Pull out every line with the word "γίνονται".

• Input for this task
• • • • • • •

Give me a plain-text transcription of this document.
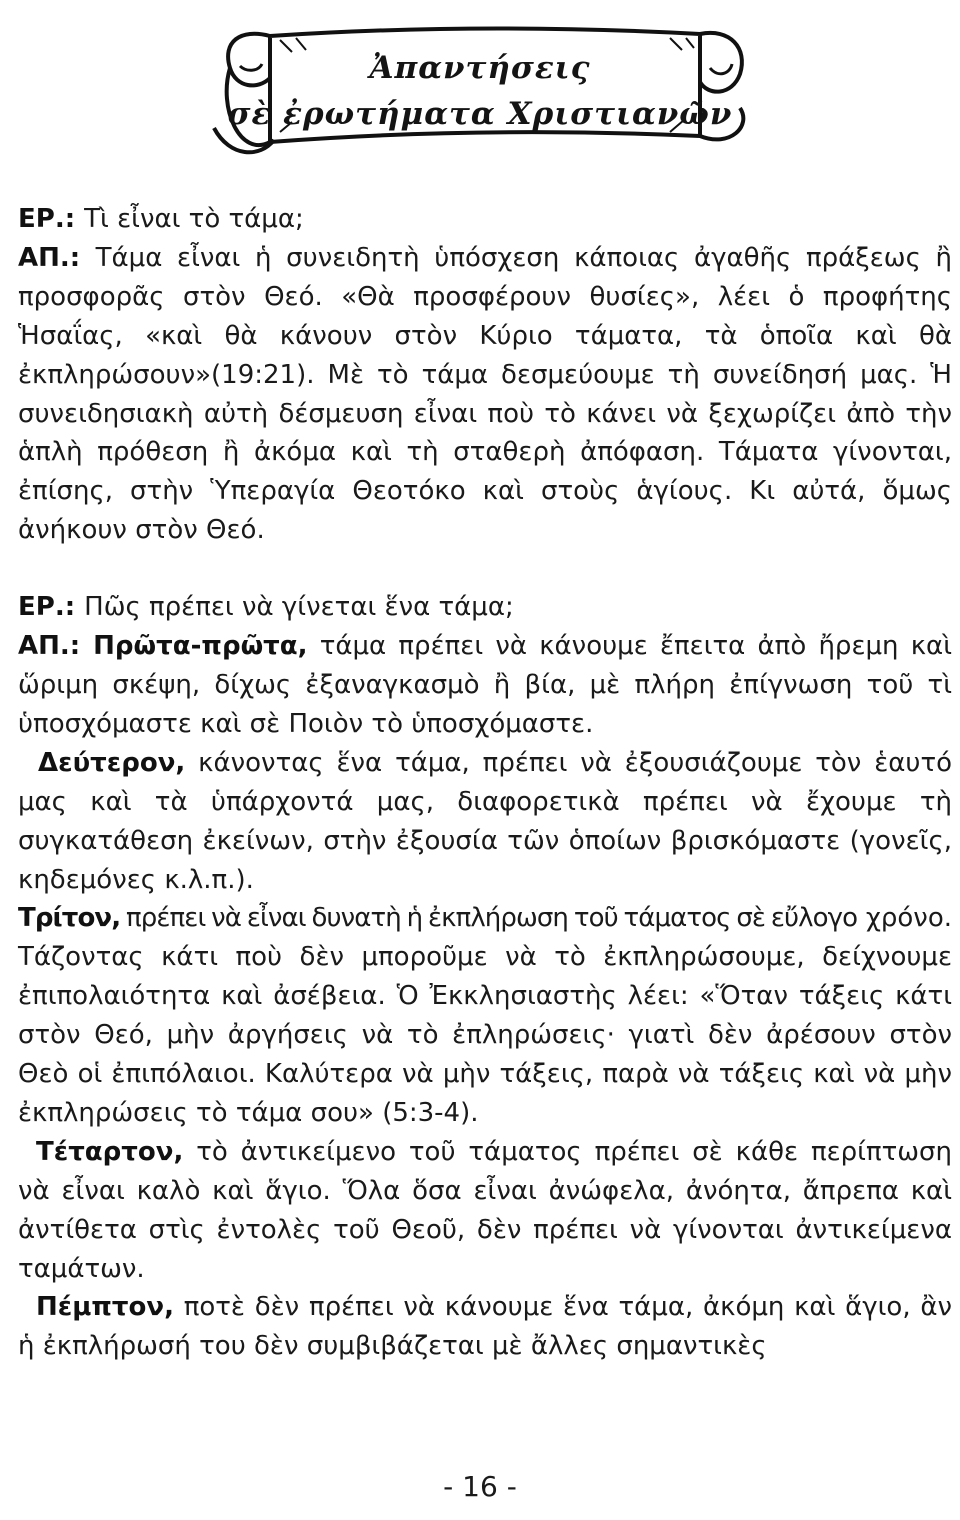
Ἀπαντήσεις
σὲ ἐρωτήματα Χριστιανῶν

ΕΡ.: Τὶ εἶναι τὸ τάμα;

ΑΠ.: Τάμα εἶναι ἡ συνειδητὴ ὑπόσχεση κάποιας ἀγαθῆς πράξεως ἢ προσφορᾶς στὸν Θεό. «Θὰ προσφέρουν θυσίες», λέει ὁ προφήτης Ἡσαΐας, «καὶ θὰ κάνουν στὸν Κύριο τάματα, τὰ ὁποῖα καὶ θὰ ἐκπληρώσουν»(19:21). Μὲ τὸ τάμα δεσμεύουμε τὴ συνείδησή μας. Ἡ συνειδησιακὴ αὐτὴ δέσμευση εἶναι ποὺ τὸ κάνει νὰ ξεχωρίζει ἀπὸ τὴν ἁπλὴ πρόθεση ἢ ἀκόμα καὶ τὴ σταθερὴ ἀπόφαση. Τάματα γίνονται, ἐπίσης, στὴν Ὑπεραγία Θεοτόκο καὶ στοὺς ἁγίους. Κι αὐτά, ὅμως ἀνήκουν στὸν Θεό.

ΕΡ.: Πῶς πρέπει νὰ γίνεται ἕνα τάμα;

ΑΠ.: Πρῶτα-πρῶτα, τάμα πρέπει νὰ κάνουμε ἔπειτα ἀπὸ ἤρεμη καὶ ὥριμη σκέψη, δίχως ἐξαναγκασμὸ ἢ βία, μὲ πλήρη ἐπίγνωση τοῦ τὶ ὑποσχόμαστε καὶ σὲ Ποιὸν τὸ ὑποσχόμαστε.

Δεύτερον, κάνοντας ἕνα τάμα, πρέπει νὰ ἐξουσιάζουμε τὸν ἑαυτό μας καὶ τὰ ὑπάρχοντά μας, διαφορετικὰ πρέπει νὰ ἔχουμε τὴ συγκατάθεση ἐκείνων, στὴν ἐξουσία τῶν ὁποίων βρισκόμαστε (γονεῖς, κηδεμόνες κ.λ.π.).

Τρίτον, πρέπει νὰ εἶναι δυνατὴ ἡ ἐκπλήρωση τοῦ τάματος σὲ εὔλογο χρόνο. Τάζοντας κάτι ποὺ δὲν μποροῦμε νὰ τὸ ἐκπληρώσουμε, δείχνουμε ἐπιπολαιότητα καὶ ἀσέβεια. Ὁ Ἐκκλησιαστὴς λέει: «Ὅταν τάξεις κάτι στὸν Θεό, μὴν ἀργήσεις νὰ τὸ ἐπληρώσεις· γιατὶ δὲν ἀρέσουν στὸν Θεὸ οἱ ἐπιπόλαιοι. Καλύτερα νὰ μὴν τάξεις, παρὰ νὰ τάξεις καὶ νὰ μὴν ἐκπληρώσεις τὸ τάμα σου» (5:3-4).

Τέταρτον, τὸ ἀντικείμενο τοῦ τάματος πρέπει σὲ κάθε περίπτωση νὰ εἶναι καλὸ καὶ ἅγιο. Ὅλα ὅσα εἶναι ἀνώφελα, ἀνόητα, ἄπρεπα καὶ ἀντίθετα στὶς ἐντολὲς τοῦ Θεοῦ, δὲν πρέπει νὰ γίνονται ἀντικείμενα ταμάτων.

Πέμπτον, ποτὲ δὲν πρέπει νὰ κάνουμε ἕνα τάμα, ἀκόμη καὶ ἅγιο, ἂν ἡ ἐκπλήρωσή του δὲν συμβιβάζεται μὲ ἄλλες σημαντικὲς

- 16 -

• • • • • • •

• Expected output
ΑΠ.: Τάμα εἶναι ἡ συνειδητὴ ὑπόσχεση κάποιας ἀγαθῆς πράξεως ἢ προσφορᾶς στὸν Θεό. «Θὰ προσφέρουν θυσίες», λέει ὁ προφήτης Ἡσαΐας, «καὶ θὰ κάνουν στὸν Κύριο τάματα, τὰ ὁποῖα καὶ θὰ ἐκπληρώσουν»(19:21). Μὲ τὸ τάμα δεσμεύουμε τὴ συνείδησή μας. Ἡ συνειδησιακὴ αὐτὴ δέσμευση εἶναι ποὺ τὸ κάνει νὰ ξεχωρίζει ἀπὸ τὴν ἁπλὴ πρόθεση ἢ ἀκόμα καὶ τὴ σταθερὴ ἀπόφαση. Τάματα γίνονται, ἐπίσης, στὴν Ὑπεραγία Θεοτόκο καὶ στοὺς ἁγίους. Κι αὐτά, ὅμως ἀνήκουν στὸν Θεό.
Τέταρτον, τὸ ἀντικείμενο τοῦ τάματος πρέπει σὲ κάθε περίπτωση νὰ εἶναι καλὸ καὶ ἅγιο. Ὅλα ὅσα εἶναι ἀνώφελα, ἀνόητα, ἄπρεπα καὶ ἀντίθετα στὶς ἐντολὲς τοῦ Θεοῦ, δὲν πρέπει νὰ γίνονται ἀντικείμενα ταμάτων.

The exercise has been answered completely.